- **Set task**
State how many lines contain the string "Bayındır", and write nothing else.

- **Material shown**

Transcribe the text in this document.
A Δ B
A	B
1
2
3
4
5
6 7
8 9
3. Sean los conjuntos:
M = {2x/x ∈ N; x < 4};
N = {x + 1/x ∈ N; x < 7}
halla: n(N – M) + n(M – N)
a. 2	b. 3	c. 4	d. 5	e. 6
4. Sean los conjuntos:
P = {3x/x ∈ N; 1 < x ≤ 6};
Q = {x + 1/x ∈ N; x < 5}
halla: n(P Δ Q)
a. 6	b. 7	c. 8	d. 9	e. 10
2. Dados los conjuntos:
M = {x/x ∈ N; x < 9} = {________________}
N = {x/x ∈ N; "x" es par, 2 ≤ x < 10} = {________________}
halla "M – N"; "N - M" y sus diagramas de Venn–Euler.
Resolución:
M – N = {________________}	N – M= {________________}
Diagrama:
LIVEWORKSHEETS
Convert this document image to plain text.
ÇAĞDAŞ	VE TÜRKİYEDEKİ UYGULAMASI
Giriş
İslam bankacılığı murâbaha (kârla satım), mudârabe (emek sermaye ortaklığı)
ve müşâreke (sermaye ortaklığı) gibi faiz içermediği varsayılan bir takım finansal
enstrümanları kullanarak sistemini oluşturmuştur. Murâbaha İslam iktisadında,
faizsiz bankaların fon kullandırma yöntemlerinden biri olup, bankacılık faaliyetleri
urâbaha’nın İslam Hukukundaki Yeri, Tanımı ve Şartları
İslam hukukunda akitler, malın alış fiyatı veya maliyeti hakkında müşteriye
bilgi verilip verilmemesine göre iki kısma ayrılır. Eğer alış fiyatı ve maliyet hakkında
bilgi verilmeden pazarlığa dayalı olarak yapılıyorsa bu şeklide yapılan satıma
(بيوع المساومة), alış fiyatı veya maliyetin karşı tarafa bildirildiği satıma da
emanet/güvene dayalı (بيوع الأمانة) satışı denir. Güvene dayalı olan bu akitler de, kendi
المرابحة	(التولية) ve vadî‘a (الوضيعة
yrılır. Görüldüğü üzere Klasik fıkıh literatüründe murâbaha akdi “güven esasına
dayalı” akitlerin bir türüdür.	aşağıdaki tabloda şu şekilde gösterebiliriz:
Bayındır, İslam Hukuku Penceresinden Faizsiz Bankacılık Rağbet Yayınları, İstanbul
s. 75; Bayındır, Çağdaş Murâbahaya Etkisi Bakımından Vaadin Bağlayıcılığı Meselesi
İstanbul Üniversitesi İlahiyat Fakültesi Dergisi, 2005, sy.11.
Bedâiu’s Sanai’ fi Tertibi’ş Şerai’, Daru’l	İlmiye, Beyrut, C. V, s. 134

- **Result below**
2